**What you need to do**
Please reproduce the entries from the line containing "part-cell: Remote maintenance" through the line containing "first-case-title-row: FIRST CASE", keeping both of those lines and changing nothing.

**Data for the task**
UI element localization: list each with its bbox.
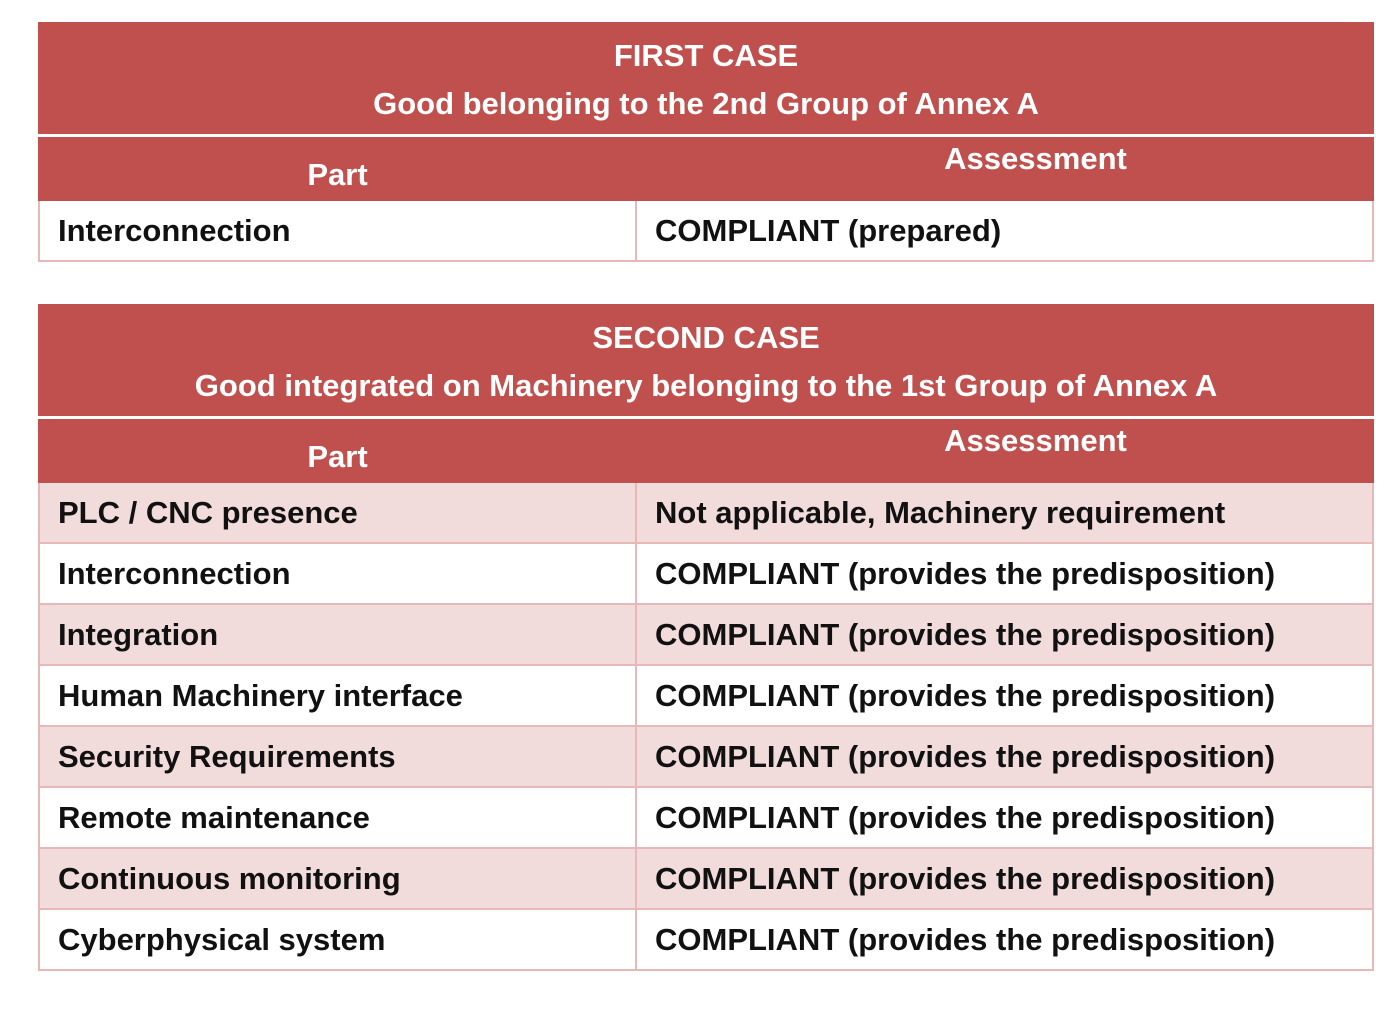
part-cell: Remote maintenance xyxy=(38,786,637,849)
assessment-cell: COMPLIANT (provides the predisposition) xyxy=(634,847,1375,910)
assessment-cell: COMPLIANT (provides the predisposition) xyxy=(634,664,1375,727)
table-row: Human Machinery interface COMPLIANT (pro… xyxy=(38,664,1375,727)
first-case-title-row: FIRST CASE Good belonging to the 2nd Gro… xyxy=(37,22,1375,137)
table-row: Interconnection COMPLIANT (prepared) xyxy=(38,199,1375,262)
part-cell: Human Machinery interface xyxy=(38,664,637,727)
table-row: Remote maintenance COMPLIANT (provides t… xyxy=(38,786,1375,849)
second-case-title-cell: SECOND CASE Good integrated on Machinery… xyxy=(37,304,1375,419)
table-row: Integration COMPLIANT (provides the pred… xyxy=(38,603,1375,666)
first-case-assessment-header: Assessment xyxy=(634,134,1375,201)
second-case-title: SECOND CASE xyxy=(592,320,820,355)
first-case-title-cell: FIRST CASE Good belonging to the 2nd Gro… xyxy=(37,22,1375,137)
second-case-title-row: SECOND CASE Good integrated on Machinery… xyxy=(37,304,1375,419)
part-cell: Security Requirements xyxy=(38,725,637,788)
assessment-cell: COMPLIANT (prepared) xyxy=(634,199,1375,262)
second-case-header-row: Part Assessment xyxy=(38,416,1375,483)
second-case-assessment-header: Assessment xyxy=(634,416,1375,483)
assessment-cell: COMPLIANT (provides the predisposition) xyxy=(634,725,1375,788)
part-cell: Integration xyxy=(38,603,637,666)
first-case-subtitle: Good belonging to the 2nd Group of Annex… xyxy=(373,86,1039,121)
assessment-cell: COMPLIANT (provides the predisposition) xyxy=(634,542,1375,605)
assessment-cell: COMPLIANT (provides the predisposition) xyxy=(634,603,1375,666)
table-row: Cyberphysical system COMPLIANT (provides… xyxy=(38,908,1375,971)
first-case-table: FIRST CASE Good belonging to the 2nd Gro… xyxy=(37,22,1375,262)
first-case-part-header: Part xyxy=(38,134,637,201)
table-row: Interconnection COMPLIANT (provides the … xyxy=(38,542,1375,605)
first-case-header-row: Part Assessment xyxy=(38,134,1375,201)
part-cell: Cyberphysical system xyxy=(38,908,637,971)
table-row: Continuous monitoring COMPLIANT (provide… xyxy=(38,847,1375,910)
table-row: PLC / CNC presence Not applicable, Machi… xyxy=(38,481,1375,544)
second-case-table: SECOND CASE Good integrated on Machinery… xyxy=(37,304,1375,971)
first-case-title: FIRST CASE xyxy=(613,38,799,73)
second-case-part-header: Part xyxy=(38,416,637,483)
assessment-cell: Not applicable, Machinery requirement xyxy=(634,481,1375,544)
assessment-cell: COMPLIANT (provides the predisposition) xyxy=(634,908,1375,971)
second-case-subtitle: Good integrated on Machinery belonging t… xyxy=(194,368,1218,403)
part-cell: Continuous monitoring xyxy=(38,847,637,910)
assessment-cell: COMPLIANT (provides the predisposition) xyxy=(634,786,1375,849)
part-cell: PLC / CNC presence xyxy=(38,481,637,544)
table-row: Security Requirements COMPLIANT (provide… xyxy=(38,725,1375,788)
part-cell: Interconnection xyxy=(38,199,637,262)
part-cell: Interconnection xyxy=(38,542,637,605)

* * *

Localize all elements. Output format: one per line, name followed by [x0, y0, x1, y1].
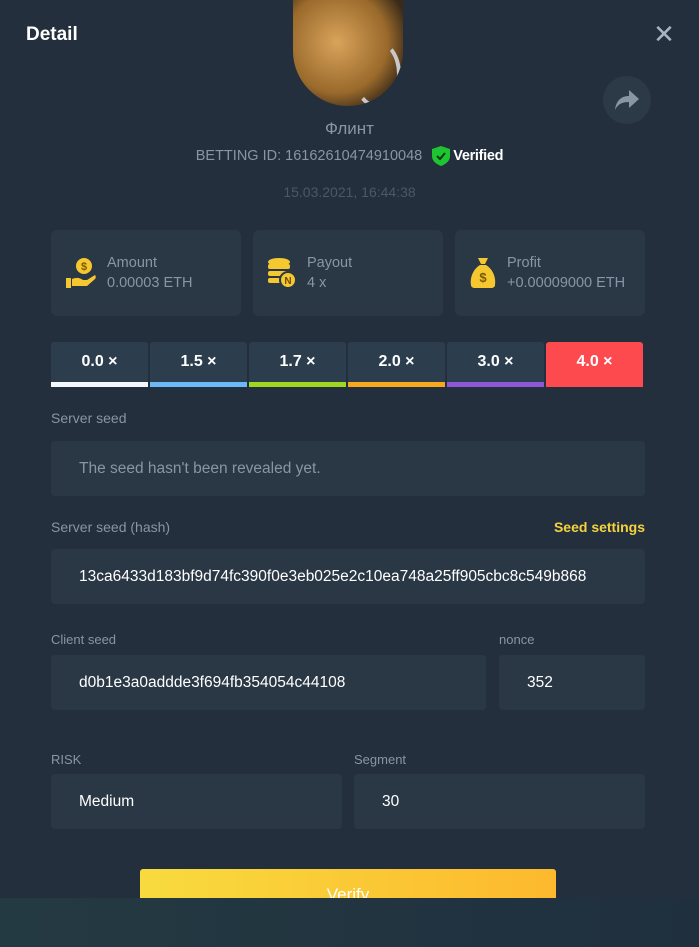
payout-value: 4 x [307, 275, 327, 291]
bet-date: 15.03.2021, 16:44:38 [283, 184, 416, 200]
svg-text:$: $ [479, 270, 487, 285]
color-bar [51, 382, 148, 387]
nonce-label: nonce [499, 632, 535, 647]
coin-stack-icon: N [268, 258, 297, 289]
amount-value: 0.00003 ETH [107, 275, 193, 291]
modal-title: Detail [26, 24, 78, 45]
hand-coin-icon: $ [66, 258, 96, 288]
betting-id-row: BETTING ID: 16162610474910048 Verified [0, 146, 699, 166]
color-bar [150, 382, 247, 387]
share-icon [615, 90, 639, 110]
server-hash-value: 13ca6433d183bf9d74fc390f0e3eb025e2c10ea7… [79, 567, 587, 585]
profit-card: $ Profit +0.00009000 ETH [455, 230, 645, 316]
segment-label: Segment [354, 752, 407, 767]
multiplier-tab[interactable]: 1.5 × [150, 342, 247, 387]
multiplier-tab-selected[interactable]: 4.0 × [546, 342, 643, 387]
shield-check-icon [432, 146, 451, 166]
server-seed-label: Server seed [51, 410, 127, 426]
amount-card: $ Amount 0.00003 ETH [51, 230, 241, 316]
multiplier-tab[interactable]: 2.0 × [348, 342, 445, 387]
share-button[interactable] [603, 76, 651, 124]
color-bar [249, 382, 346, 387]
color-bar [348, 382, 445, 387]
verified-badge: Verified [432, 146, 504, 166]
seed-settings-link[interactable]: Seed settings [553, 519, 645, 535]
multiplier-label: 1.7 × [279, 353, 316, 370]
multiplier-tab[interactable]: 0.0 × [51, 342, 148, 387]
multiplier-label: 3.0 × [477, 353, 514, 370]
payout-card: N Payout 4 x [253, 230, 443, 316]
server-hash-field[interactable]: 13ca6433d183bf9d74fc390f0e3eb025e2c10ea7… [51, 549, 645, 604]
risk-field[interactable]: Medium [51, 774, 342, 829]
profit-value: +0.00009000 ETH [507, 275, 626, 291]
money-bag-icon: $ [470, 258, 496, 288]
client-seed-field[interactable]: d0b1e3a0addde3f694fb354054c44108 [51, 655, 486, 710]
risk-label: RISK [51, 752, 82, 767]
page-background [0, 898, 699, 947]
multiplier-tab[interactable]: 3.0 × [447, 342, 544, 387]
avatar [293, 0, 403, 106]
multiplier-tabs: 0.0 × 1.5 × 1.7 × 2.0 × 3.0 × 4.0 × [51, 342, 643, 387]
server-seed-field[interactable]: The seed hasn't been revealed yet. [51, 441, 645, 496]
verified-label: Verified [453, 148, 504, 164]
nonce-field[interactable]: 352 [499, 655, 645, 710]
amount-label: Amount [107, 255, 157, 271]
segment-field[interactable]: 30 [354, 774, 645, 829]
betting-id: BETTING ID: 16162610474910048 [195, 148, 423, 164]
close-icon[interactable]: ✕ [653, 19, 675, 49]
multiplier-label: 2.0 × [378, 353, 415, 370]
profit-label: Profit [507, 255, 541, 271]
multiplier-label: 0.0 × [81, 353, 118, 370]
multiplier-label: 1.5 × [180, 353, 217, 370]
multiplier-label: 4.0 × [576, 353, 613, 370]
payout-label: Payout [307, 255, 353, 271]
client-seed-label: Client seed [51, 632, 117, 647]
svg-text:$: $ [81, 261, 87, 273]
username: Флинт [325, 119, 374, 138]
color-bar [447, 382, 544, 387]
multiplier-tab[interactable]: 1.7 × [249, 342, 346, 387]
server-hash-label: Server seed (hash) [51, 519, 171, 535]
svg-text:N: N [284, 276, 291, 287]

==

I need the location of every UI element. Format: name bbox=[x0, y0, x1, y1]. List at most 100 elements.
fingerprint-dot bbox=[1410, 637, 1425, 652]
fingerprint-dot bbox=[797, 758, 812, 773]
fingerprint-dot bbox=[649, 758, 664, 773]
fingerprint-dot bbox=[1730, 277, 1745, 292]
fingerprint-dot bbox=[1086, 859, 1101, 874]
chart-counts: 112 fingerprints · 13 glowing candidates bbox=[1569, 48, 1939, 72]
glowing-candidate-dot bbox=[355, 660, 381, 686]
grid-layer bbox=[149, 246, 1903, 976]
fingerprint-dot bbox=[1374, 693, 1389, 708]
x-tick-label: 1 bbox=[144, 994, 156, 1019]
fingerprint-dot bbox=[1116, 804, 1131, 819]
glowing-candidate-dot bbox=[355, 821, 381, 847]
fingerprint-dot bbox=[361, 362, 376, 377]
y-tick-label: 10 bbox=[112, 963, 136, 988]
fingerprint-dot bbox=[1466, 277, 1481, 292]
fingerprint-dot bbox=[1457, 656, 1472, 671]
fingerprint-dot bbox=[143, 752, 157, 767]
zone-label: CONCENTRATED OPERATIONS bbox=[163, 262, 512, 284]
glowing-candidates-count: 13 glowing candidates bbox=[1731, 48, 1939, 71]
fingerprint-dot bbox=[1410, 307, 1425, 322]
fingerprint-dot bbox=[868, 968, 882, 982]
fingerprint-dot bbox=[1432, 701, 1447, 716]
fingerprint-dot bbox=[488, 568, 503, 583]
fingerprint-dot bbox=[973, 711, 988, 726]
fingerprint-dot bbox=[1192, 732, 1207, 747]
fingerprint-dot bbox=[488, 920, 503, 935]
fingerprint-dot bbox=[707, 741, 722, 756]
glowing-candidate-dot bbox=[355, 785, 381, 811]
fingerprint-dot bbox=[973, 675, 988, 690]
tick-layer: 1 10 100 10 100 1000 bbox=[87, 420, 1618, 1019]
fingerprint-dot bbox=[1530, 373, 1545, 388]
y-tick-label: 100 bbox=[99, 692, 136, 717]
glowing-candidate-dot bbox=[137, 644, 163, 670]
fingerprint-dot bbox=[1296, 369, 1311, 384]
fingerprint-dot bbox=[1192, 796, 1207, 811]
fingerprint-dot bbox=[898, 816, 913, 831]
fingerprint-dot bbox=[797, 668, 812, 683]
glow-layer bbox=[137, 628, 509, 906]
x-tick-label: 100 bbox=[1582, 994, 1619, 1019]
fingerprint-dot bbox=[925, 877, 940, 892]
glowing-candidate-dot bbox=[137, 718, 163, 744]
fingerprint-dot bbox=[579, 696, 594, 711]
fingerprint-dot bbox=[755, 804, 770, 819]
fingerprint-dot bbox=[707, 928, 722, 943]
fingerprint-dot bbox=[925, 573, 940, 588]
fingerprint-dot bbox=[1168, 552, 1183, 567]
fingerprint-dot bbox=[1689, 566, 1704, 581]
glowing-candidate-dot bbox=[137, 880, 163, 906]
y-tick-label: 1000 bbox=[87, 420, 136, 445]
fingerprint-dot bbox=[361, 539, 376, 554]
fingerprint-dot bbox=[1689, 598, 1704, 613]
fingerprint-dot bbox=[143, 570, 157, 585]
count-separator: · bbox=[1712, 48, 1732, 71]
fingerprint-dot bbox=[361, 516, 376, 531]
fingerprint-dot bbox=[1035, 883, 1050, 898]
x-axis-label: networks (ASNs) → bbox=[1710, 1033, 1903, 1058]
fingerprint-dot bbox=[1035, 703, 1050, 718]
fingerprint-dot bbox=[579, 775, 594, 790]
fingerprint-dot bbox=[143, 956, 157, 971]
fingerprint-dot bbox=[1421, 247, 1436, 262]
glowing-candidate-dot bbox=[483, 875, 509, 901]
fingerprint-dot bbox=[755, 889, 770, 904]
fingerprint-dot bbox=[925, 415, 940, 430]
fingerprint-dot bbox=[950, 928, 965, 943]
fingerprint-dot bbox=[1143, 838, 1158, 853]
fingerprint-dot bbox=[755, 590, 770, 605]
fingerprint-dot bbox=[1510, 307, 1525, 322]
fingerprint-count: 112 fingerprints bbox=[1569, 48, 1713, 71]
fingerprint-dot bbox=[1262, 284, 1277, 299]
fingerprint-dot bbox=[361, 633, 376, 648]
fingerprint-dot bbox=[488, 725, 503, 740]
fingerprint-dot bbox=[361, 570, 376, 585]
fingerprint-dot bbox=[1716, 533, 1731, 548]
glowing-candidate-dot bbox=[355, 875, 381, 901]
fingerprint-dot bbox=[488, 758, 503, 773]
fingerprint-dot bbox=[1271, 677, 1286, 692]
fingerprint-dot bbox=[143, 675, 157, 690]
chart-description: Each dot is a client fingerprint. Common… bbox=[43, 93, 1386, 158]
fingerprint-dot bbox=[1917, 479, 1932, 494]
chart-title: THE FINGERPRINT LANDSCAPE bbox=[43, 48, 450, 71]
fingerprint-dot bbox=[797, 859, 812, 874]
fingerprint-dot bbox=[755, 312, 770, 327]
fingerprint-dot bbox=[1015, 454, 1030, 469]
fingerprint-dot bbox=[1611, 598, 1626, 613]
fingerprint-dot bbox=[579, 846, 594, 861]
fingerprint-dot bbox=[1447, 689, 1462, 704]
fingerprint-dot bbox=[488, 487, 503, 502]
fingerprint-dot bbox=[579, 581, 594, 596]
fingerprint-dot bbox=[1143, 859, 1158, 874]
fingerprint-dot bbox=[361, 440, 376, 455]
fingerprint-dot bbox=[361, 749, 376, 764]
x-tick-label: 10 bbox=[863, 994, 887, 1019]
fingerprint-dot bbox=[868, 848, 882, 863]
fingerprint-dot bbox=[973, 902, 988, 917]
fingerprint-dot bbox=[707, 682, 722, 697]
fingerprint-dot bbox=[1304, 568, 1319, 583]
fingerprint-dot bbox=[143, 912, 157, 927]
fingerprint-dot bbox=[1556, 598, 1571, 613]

**Result for this task**
part-cell: Remote maintenance xyxy=(38,786,637,849)
assessment-cell: COMPLIANT (provides the predisposition) xyxy=(634,847,1375,910)
assessment-cell: COMPLIANT (provides the predisposition) xyxy=(634,664,1375,727)
table-row: Human Machinery interface COMPLIANT (pro… xyxy=(38,664,1375,727)
first-case-title-row: FIRST CASE Good belonging to the 2nd Gro… xyxy=(37,22,1375,137)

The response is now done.